__Data listing__.
* Start *
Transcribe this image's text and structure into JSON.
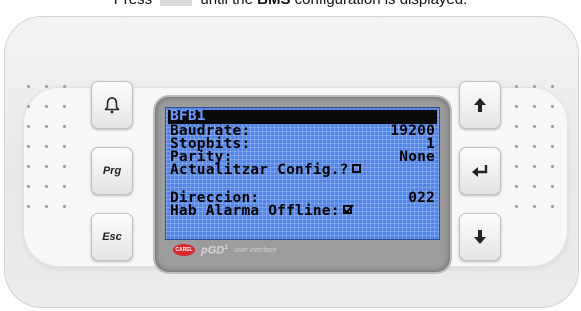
{
  "caption": {
    "prefix": "Press",
    "middle": "until the",
    "bold": "BMS",
    "suffix": "configuration is displayed."
  },
  "left_keys": {
    "alarm_icon": "bell-icon",
    "prg_label": "Prg",
    "esc_label": "Esc"
  },
  "right_keys": {
    "up_icon": "arrow-up-icon",
    "enter_icon": "enter-icon",
    "down_icon": "arrow-down-icon"
  },
  "display": {
    "title": "BFB1",
    "rows": [
      {
        "label": "Baudrate:",
        "value": "19200"
      },
      {
        "label": "Stopbits:",
        "value": "1"
      },
      {
        "label": "Parity:",
        "value": "None"
      }
    ],
    "update_config": {
      "label": "Actualitzar Config.?",
      "checked": false
    },
    "address": {
      "label": "Direccion:",
      "value": "022"
    },
    "alarm_offline": {
      "label": "Hab Alarma Offline:",
      "checked": true
    }
  },
  "branding": {
    "logo": "CAREL",
    "product": "pGD",
    "superscript": "1",
    "subtitle": "user interface"
  },
  "colors": {
    "lcd_background": "#4f84e8",
    "title_bar": "#0a0a0a",
    "title_text": "#6e9bff",
    "logo_red": "#d8282c"
  }
}
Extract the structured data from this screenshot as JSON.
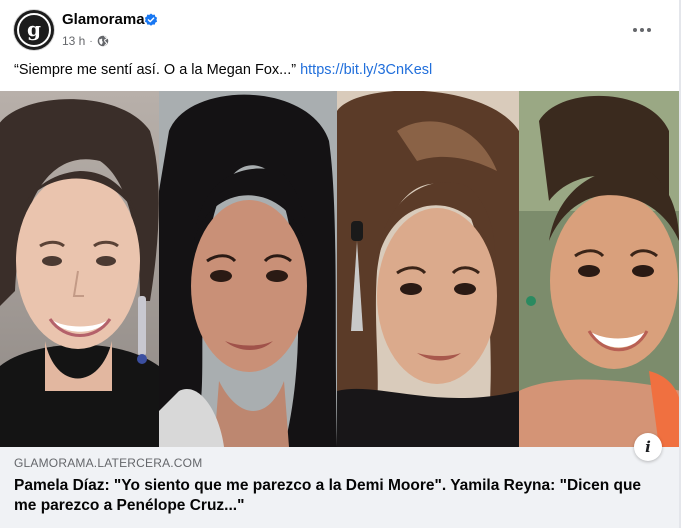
* End *
__Short problem__. Write out the whole listing exactly, and drop the pictures.

__Expected answer__.
Transcribe this image's text and structure into JSON.
{
  "caption": {
    "prefix": "Press",
    "middle": "until the",
    "bold": "BMS",
    "suffix": "configuration is displayed."
  },
  "left_keys": {
    "alarm_icon": "bell-icon",
    "prg_label": "Prg",
    "esc_label": "Esc"
  },
  "right_keys": {
    "up_icon": "arrow-up-icon",
    "enter_icon": "enter-icon",
    "down_icon": "arrow-down-icon"
  },
  "display": {
    "title": "BFB1",
    "rows": [
      {
        "label": "Baudrate:",
        "value": "19200"
      },
      {
        "label": "Stopbits:",
        "value": "1"
      },
      {
        "label": "Parity:",
        "value": "None"
      }
    ],
    "update_config": {
      "label": "Actualitzar Config.?",
      "checked": false
    },
    "address": {
      "label": "Direccion:",
      "value": "022"
    },
    "alarm_offline": {
      "label": "Hab Alarma Offline:",
      "checked": true
    }
  },
  "branding": {
    "logo": "CAREL",
    "product": "pGD",
    "superscript": "1",
    "subtitle": "user interface"
  },
  "colors": {
    "lcd_background": "#4f84e8",
    "title_bar": "#0a0a0a",
    "title_text": "#6e9bff",
    "logo_red": "#d8282c"
  }
}
Extract the structured data from this screenshot as JSON.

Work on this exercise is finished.